• **Aim of the task**: Reproduce each of the lines word for word.

* begin Data lines *

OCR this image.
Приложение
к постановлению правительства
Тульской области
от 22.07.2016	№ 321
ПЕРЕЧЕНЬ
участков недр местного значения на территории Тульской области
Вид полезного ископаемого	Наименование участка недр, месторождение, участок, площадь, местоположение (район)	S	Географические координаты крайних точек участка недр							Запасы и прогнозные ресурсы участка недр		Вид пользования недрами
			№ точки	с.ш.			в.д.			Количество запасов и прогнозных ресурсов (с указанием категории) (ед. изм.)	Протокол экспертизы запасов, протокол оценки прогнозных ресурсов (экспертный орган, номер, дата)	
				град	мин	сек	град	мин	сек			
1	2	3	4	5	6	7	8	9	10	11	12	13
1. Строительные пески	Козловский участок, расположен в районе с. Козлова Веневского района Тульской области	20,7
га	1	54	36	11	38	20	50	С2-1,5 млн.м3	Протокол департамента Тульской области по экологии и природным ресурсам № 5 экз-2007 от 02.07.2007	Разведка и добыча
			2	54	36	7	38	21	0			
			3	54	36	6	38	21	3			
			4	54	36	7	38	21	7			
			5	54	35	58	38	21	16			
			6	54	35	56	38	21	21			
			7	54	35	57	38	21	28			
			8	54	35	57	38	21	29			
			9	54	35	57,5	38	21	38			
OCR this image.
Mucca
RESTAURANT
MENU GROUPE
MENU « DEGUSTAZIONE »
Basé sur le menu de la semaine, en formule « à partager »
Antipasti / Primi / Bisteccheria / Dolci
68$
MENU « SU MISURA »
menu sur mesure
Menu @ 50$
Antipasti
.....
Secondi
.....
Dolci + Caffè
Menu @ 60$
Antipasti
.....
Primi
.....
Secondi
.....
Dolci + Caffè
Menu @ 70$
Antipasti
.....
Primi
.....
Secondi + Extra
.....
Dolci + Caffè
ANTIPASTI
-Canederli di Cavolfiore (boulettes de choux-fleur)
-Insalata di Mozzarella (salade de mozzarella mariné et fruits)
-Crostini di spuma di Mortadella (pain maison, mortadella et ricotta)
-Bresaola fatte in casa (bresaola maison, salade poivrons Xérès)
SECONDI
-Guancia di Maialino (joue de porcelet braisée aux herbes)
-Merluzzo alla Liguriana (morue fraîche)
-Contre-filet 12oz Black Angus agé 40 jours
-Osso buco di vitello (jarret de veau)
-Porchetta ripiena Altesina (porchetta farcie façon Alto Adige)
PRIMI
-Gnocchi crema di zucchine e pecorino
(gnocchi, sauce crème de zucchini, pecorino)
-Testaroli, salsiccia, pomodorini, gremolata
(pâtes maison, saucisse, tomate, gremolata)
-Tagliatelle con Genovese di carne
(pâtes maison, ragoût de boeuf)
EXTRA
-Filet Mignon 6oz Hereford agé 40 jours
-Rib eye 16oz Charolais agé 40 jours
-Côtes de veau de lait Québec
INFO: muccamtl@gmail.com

* end Data lines *

• **Complete answer**:
OCR this image.
Приложение
к постановлению правительства
Тульской области
от 22.07.2016	№ 321
ПЕРЕЧЕНЬ
участков недр местного значения на территории Тульской области
Вид полезного ископаемого	Наименование участка недр, месторождение, участок, площадь, местоположение (район)	S	Географические координаты крайних точек участка недр							Запасы и прогнозные ресурсы участка недр		Вид пользования недрами
			№ точки	с.ш.			в.д.			Количество запасов и прогнозных ресурсов (с указанием категории) (ед. изм.)	Протокол экспертизы запасов, протокол оценки прогнозных ресурсов (экспертный орган, номер, дата)	
				град	мин	сек	град	мин	сек			
1	2	3	4	5	6	7	8	9	10	11	12	13
1. Строительные пески	Козловский участок, расположен в районе с. Козлова Веневского района Тульской области	20,7
га	1	54	36	11	38	20	50	С2-1,5 млн.м3	Протокол департамента Тульской области по экологии и природным ресурсам № 5 экз-2007 от 02.07.2007	Разведка и добыча
			2	54	36	7	38	21	0			
			3	54	36	6	38	21	3			
			4	54	36	7	38	21	7			
			5	54	35	58	38	21	16			
			6	54	35	56	38	21	21			
			7	54	35	57	38	21	28			
			8	54	35	57	38	21	29			
			9	54	35	57,5	38	21	38			
OCR this image.
Mucca
RESTAURANT
MENU GROUPE
MENU « DEGUSTAZIONE »
Basé sur le menu de la semaine, en formule « à partager »
Antipasti / Primi / Bisteccheria / Dolci
68$
MENU « SU MISURA »
menu sur mesure
Menu @ 50$
Antipasti
.....
Secondi
.....
Dolci + Caffè
Menu @ 60$
Antipasti
.....
Primi
.....
Secondi
.....
Dolci + Caffè
Menu @ 70$
Antipasti
.....
Primi
.....
Secondi + Extra
.....
Dolci + Caffè
ANTIPASTI
-Canederli di Cavolfiore (boulettes de choux-fleur)
-Insalata di Mozzarella (salade de mozzarella mariné et fruits)
-Crostini di spuma di Mortadella (pain maison, mortadella et ricotta)
-Bresaola fatte in casa (bresaola maison, salade poivrons Xérès)
SECONDI
-Guancia di Maialino (joue de porcelet braisée aux herbes)
-Merluzzo alla Liguriana (morue fraîche)
-Contre-filet 12oz Black Angus agé 40 jours
-Osso buco di vitello (jarret de veau)
-Porchetta ripiena Altesina (porchetta farcie façon Alto Adige)
PRIMI
-Gnocchi crema di zucchine e pecorino
(gnocchi, sauce crème de zucchini, pecorino)
-Testaroli, salsiccia, pomodorini, gremolata
(pâtes maison, saucisse, tomate, gremolata)
-Tagliatelle con Genovese di carne
(pâtes maison, ragoût de boeuf)
EXTRA
-Filet Mignon 6oz Hereford agé 40 jours
-Rib eye 16oz Charolais agé 40 jours
-Côtes de veau de lait Québec
INFO: muccamtl@gmail.com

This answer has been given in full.